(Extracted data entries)
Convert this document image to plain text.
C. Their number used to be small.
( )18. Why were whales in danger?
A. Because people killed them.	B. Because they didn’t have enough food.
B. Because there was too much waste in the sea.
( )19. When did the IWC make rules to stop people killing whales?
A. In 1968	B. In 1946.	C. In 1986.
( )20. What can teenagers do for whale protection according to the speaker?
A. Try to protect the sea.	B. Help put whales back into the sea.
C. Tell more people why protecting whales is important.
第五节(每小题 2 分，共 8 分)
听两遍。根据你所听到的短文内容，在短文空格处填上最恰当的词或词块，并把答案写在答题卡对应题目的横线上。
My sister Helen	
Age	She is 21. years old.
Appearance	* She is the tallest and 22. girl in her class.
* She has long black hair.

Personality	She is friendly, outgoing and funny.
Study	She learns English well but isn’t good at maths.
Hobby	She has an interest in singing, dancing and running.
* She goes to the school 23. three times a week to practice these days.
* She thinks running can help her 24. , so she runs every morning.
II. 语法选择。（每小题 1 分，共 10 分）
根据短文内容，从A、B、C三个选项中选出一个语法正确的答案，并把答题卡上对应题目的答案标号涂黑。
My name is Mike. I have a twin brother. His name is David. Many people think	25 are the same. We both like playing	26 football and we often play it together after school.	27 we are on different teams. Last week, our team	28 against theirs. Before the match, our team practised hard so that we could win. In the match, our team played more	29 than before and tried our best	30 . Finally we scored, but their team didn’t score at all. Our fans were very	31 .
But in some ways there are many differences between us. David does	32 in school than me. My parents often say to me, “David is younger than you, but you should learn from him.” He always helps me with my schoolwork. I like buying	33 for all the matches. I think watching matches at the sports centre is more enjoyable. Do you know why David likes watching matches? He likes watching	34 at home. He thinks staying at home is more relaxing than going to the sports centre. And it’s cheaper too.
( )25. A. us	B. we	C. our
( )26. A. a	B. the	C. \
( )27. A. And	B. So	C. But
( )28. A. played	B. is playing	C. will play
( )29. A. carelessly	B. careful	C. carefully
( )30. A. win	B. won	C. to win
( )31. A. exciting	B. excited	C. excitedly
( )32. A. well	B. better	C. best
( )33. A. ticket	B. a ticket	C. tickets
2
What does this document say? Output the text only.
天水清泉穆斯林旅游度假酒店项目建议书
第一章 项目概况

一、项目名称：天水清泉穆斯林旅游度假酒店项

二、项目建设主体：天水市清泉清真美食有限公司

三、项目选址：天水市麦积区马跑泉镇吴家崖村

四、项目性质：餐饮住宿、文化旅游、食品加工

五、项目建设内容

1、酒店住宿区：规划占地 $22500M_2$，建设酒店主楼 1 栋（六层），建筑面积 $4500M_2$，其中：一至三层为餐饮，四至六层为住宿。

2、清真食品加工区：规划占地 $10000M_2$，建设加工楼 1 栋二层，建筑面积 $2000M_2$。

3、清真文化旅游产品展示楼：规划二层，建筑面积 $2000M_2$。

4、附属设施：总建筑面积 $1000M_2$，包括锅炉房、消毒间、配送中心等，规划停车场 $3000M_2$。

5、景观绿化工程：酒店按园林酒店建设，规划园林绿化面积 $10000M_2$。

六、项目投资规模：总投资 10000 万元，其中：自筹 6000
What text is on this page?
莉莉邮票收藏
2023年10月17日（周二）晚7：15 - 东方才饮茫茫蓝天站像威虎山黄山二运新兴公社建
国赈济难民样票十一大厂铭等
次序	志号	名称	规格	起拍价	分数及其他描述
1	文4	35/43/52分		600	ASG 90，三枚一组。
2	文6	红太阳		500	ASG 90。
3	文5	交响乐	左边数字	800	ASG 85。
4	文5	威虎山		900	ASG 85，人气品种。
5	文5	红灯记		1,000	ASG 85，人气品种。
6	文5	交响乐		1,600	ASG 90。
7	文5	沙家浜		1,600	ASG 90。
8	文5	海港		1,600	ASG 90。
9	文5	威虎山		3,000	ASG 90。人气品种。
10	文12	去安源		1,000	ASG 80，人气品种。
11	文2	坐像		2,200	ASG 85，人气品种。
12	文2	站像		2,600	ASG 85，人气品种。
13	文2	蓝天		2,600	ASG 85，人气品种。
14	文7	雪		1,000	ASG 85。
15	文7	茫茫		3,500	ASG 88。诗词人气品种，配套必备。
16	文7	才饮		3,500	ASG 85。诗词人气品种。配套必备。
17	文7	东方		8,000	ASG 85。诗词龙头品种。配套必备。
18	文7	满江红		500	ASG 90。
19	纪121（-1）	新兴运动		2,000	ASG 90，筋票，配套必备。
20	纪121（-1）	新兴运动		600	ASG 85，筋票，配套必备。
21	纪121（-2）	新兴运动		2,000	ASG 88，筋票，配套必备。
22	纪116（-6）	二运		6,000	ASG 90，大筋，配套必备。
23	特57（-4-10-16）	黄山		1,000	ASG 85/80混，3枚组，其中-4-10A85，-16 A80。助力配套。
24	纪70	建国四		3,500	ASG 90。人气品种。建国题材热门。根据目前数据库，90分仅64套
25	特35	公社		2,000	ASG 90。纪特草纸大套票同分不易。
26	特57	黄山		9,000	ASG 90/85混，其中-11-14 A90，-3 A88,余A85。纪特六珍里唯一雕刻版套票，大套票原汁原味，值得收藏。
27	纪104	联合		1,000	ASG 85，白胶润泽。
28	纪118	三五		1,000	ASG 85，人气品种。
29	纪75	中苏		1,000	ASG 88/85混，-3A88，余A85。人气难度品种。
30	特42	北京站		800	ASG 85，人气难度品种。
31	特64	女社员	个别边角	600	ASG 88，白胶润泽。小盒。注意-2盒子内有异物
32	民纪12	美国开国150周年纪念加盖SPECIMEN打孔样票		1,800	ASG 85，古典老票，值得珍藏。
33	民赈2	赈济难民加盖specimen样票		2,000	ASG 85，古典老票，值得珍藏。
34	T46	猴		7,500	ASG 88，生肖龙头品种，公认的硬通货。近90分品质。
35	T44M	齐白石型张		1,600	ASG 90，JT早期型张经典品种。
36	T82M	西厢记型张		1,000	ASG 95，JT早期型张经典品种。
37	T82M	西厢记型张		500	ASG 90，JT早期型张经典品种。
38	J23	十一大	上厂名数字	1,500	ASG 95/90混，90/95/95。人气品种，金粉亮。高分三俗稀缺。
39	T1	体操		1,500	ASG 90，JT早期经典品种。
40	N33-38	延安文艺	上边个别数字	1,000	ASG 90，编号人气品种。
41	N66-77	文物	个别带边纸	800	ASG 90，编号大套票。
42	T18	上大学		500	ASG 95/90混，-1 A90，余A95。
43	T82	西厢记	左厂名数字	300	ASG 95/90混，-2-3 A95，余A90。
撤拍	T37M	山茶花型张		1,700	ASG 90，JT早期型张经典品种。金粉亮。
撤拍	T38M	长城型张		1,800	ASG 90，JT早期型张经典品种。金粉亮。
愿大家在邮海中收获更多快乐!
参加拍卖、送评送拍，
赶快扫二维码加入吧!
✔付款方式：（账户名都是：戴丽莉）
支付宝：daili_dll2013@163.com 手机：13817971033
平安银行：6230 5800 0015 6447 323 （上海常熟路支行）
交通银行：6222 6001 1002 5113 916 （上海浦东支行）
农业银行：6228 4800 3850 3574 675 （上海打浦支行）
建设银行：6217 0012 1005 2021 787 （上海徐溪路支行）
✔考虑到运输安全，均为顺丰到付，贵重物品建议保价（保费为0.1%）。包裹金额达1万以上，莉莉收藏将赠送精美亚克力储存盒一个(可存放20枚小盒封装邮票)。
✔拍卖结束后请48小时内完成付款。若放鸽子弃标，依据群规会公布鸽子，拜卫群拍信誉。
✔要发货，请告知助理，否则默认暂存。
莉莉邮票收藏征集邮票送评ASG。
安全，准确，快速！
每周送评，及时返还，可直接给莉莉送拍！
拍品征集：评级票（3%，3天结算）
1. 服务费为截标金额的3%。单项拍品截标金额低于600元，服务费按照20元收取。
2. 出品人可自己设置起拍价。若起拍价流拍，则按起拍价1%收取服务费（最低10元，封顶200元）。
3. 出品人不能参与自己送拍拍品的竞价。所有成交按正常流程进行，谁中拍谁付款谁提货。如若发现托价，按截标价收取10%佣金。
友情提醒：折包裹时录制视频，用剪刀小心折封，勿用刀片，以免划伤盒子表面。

→ Problem description
Say how many lines in the records hold "text", with the number as the whole reply.

→ The result
3